• **WHAT NEEDS TO BE DONE**: Output the data that follows exactly, line for line.

## START RECORDS SUPPLIED

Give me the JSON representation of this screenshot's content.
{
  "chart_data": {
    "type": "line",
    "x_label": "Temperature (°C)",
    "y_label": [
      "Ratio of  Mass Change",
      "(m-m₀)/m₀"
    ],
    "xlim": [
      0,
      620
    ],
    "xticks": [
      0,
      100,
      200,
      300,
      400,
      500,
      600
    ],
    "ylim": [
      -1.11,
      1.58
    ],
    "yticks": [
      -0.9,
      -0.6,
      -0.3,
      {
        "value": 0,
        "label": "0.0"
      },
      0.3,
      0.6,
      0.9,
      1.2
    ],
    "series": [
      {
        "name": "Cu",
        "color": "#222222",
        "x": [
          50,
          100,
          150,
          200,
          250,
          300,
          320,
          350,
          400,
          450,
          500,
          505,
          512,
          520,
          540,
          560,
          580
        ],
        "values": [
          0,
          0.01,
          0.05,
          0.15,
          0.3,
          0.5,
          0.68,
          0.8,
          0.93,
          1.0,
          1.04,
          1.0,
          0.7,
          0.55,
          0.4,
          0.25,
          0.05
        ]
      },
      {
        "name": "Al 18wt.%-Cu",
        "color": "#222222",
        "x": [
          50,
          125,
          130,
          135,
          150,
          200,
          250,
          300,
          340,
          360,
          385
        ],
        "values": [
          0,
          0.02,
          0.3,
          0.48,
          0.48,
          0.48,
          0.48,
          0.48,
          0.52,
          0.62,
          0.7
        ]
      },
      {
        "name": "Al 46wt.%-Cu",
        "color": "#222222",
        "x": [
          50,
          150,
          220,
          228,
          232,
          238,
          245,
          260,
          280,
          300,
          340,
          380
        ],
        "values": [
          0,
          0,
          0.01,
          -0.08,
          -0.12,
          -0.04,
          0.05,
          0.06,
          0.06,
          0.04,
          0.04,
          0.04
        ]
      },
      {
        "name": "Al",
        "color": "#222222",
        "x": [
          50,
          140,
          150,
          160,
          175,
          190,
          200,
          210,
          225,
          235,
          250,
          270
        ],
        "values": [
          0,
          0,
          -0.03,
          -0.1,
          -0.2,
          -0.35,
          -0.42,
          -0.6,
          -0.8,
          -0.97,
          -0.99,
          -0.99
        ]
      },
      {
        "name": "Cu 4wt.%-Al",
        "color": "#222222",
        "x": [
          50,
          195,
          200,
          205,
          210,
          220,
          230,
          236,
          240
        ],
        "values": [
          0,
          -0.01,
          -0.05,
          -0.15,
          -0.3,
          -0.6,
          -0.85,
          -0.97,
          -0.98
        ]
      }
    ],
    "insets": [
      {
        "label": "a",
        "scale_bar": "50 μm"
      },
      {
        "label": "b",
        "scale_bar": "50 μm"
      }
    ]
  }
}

## END RECORDS SUPPLIED

• **FINAL RESULT**:
Give me the JSON representation of this screenshot's content.
{
  "chart_data": {
    "type": "line",
    "x_label": "Temperature (°C)",
    "y_label": [
      "Ratio of  Mass Change",
      "(m-m₀)/m₀"
    ],
    "xlim": [
      0,
      620
    ],
    "xticks": [
      0,
      100,
      200,
      300,
      400,
      500,
      600
    ],
    "ylim": [
      -1.11,
      1.58
    ],
    "yticks": [
      -0.9,
      -0.6,
      -0.3,
      {
        "value": 0,
        "label": "0.0"
      },
      0.3,
      0.6,
      0.9,
      1.2
    ],
    "series": [
      {
        "name": "Cu",
        "color": "#222222",
        "x": [
          50,
          100,
          150,
          200,
          250,
          300,
          320,
          350,
          400,
          450,
          500,
          505,
          512,
          520,
          540,
          560,
          580
        ],
        "values": [
          0,
          0.01,
          0.05,
          0.15,
          0.3,
          0.5,
          0.68,
          0.8,
          0.93,
          1.0,
          1.04,
          1.0,
          0.7,
          0.55,
          0.4,
          0.25,
          0.05
        ]
      },
      {
        "name": "Al 18wt.%-Cu",
        "color": "#222222",
        "x": [
          50,
          125,
          130,
          135,
          150,
          200,
          250,
          300,
          340,
          360,
          385
        ],
        "values": [
          0,
          0.02,
          0.3,
          0.48,
          0.48,
          0.48,
          0.48,
          0.48,
          0.52,
          0.62,
          0.7
        ]
      },
      {
        "name": "Al 46wt.%-Cu",
        "color": "#222222",
        "x": [
          50,
          150,
          220,
          228,
          232,
          238,
          245,
          260,
          280,
          300,
          340,
          380
        ],
        "values": [
          0,
          0,
          0.01,
          -0.08,
          -0.12,
          -0.04,
          0.05,
          0.06,
          0.06,
          0.04,
          0.04,
          0.04
        ]
      },
      {
        "name": "Al",
        "color": "#222222",
        "x": [
          50,
          140,
          150,
          160,
          175,
          190,
          200,
          210,
          225,
          235,
          250,
          270
        ],
        "values": [
          0,
          0,
          -0.03,
          -0.1,
          -0.2,
          -0.35,
          -0.42,
          -0.6,
          -0.8,
          -0.97,
          -0.99,
          -0.99
        ]
      },
      {
        "name": "Cu 4wt.%-Al",
        "color": "#222222",
        "x": [
          50,
          195,
          200,
          205,
          210,
          220,
          230,
          236,
          240
        ],
        "values": [
          0,
          -0.01,
          -0.05,
          -0.15,
          -0.3,
          -0.6,
          -0.85,
          -0.97,
          -0.98
        ]
      }
    ],
    "insets": [
      {
        "label": "a",
        "scale_bar": "50 μm"
      },
      {
        "label": "b",
        "scale_bar": "50 μm"
      }
    ]
  }
}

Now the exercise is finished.